● Work request:
Each line of the data should be repeated precisely.

※ ※ ※

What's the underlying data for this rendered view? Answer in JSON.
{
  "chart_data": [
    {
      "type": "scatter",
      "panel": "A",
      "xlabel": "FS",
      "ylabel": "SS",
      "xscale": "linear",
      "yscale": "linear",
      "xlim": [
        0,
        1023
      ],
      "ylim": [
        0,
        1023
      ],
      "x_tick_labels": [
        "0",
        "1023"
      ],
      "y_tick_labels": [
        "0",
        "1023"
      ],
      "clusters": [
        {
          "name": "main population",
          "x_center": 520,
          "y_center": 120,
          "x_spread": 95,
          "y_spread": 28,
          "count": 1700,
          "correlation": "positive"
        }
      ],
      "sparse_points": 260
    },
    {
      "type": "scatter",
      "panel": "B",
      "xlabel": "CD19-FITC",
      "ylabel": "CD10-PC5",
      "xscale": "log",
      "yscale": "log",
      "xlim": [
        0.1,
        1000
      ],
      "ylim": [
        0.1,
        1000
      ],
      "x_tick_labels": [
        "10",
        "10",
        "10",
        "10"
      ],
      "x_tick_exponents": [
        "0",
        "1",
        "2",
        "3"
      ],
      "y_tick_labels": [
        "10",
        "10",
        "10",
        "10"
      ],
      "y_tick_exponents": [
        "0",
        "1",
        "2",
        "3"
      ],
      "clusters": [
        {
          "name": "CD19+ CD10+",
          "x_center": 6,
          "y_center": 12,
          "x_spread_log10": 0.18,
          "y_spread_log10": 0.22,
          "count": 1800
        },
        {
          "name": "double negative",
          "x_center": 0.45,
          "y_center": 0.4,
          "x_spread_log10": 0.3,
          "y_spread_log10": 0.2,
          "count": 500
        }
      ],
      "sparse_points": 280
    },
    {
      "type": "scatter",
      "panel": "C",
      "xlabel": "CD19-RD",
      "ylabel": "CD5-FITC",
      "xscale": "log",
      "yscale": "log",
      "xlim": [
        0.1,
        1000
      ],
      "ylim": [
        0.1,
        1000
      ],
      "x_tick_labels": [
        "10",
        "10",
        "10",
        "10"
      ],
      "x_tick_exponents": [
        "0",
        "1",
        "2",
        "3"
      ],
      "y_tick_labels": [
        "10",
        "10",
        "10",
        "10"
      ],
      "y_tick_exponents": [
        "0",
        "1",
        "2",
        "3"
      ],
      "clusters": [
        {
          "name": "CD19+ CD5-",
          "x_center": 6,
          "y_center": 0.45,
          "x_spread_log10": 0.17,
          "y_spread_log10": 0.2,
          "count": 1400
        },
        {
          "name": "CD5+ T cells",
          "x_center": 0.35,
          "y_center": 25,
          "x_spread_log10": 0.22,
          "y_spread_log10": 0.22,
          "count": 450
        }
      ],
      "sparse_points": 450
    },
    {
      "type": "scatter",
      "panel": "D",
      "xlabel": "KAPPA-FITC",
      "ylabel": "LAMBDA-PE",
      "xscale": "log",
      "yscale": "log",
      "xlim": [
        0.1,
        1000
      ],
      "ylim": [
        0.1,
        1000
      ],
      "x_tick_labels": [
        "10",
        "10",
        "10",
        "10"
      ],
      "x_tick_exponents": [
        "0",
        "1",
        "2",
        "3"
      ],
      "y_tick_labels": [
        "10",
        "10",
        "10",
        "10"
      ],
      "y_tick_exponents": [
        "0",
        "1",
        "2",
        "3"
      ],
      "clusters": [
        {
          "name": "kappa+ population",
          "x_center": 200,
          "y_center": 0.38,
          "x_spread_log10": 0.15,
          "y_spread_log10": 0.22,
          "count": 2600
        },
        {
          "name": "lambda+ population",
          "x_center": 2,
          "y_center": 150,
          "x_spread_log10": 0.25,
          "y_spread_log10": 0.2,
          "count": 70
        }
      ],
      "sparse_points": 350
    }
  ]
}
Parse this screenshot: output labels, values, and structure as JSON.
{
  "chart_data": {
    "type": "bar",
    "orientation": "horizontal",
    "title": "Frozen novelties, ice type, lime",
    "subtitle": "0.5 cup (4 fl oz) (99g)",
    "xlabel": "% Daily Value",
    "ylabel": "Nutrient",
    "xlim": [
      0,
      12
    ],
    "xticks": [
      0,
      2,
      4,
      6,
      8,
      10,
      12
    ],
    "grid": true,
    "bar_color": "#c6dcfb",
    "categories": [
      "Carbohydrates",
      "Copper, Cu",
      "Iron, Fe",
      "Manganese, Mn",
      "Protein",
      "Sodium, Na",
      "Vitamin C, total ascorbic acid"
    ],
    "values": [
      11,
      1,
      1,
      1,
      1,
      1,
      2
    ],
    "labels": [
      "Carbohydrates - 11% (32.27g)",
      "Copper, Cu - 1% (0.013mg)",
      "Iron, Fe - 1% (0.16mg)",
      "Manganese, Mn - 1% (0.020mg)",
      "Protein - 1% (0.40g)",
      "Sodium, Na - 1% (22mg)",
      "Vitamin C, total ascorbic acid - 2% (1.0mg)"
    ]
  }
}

※ ※ ※

● Solution to this problem:
What's the underlying data for this rendered view? Answer in JSON.
{
  "chart_data": [
    {
      "type": "scatter",
      "panel": "A",
      "xlabel": "FS",
      "ylabel": "SS",
      "xscale": "linear",
      "yscale": "linear",
      "xlim": [
        0,
        1023
      ],
      "ylim": [
        0,
        1023
      ],
      "x_tick_labels": [
        "0",
        "1023"
      ],
      "y_tick_labels": [
        "0",
        "1023"
      ],
      "clusters": [
        {
          "name": "main population",
          "x_center": 520,
          "y_center": 120,
          "x_spread": 95,
          "y_spread": 28,
          "count": 1700,
          "correlation": "positive"
        }
      ],
      "sparse_points": 260
    },
    {
      "type": "scatter",
      "panel": "B",
      "xlabel": "CD19-FITC",
      "ylabel": "CD10-PC5",
      "xscale": "log",
      "yscale": "log",
      "xlim": [
        0.1,
        1000
      ],
      "ylim": [
        0.1,
        1000
      ],
      "x_tick_labels": [
        "10",
        "10",
        "10",
        "10"
      ],
      "x_tick_exponents": [
        "0",
        "1",
        "2",
        "3"
      ],
      "y_tick_labels": [
        "10",
        "10",
        "10",
        "10"
      ],
      "y_tick_exponents": [
        "0",
        "1",
        "2",
        "3"
      ],
      "clusters": [
        {
          "name": "CD19+ CD10+",
          "x_center": 6,
          "y_center": 12,
          "x_spread_log10": 0.18,
          "y_spread_log10": 0.22,
          "count": 1800
        },
        {
          "name": "double negative",
          "x_center": 0.45,
          "y_center": 0.4,
          "x_spread_log10": 0.3,
          "y_spread_log10": 0.2,
          "count": 500
        }
      ],
      "sparse_points": 280
    },
    {
      "type": "scatter",
      "panel": "C",
      "xlabel": "CD19-RD",
      "ylabel": "CD5-FITC",
      "xscale": "log",
      "yscale": "log",
      "xlim": [
        0.1,
        1000
      ],
      "ylim": [
        0.1,
        1000
      ],
      "x_tick_labels": [
        "10",
        "10",
        "10",
        "10"
      ],
      "x_tick_exponents": [
        "0",
        "1",
        "2",
        "3"
      ],
      "y_tick_labels": [
        "10",
        "10",
        "10",
        "10"
      ],
      "y_tick_exponents": [
        "0",
        "1",
        "2",
        "3"
      ],
      "clusters": [
        {
          "name": "CD19+ CD5-",
          "x_center": 6,
          "y_center": 0.45,
          "x_spread_log10": 0.17,
          "y_spread_log10": 0.2,
          "count": 1400
        },
        {
          "name": "CD5+ T cells",
          "x_center": 0.35,
          "y_center": 25,
          "x_spread_log10": 0.22,
          "y_spread_log10": 0.22,
          "count": 450
        }
      ],
      "sparse_points": 450
    },
    {
      "type": "scatter",
      "panel": "D",
      "xlabel": "KAPPA-FITC",
      "ylabel": "LAMBDA-PE",
      "xscale": "log",
      "yscale": "log",
      "xlim": [
        0.1,
        1000
      ],
      "ylim": [
        0.1,
        1000
      ],
      "x_tick_labels": [
        "10",
        "10",
        "10",
        "10"
      ],
      "x_tick_exponents": [
        "0",
        "1",
        "2",
        "3"
      ],
      "y_tick_labels": [
        "10",
        "10",
        "10",
        "10"
      ],
      "y_tick_exponents": [
        "0",
        "1",
        "2",
        "3"
      ],
      "clusters": [
        {
          "name": "kappa+ population",
          "x_center": 200,
          "y_center": 0.38,
          "x_spread_log10": 0.15,
          "y_spread_log10": 0.22,
          "count": 2600
        },
        {
          "name": "lambda+ population",
          "x_center": 2,
          "y_center": 150,
          "x_spread_log10": 0.25,
          "y_spread_log10": 0.2,
          "count": 70
        }
      ],
      "sparse_points": 350
    }
  ]
}
Parse this screenshot: output labels, values, and structure as JSON.
{
  "chart_data": {
    "type": "bar",
    "orientation": "horizontal",
    "title": "Frozen novelties, ice type, lime",
    "subtitle": "0.5 cup (4 fl oz) (99g)",
    "xlabel": "% Daily Value",
    "ylabel": "Nutrient",
    "xlim": [
      0,
      12
    ],
    "xticks": [
      0,
      2,
      4,
      6,
      8,
      10,
      12
    ],
    "grid": true,
    "bar_color": "#c6dcfb",
    "categories": [
      "Carbohydrates",
      "Copper, Cu",
      "Iron, Fe",
      "Manganese, Mn",
      "Protein",
      "Sodium, Na",
      "Vitamin C, total ascorbic acid"
    ],
    "values": [
      11,
      1,
      1,
      1,
      1,
      1,
      2
    ],
    "labels": [
      "Carbohydrates - 11% (32.27g)",
      "Copper, Cu - 1% (0.013mg)",
      "Iron, Fe - 1% (0.16mg)",
      "Manganese, Mn - 1% (0.020mg)",
      "Protein - 1% (0.40g)",
      "Sodium, Na - 1% (22mg)",
      "Vitamin C, total ascorbic acid - 2% (1.0mg)"
    ]
  }
}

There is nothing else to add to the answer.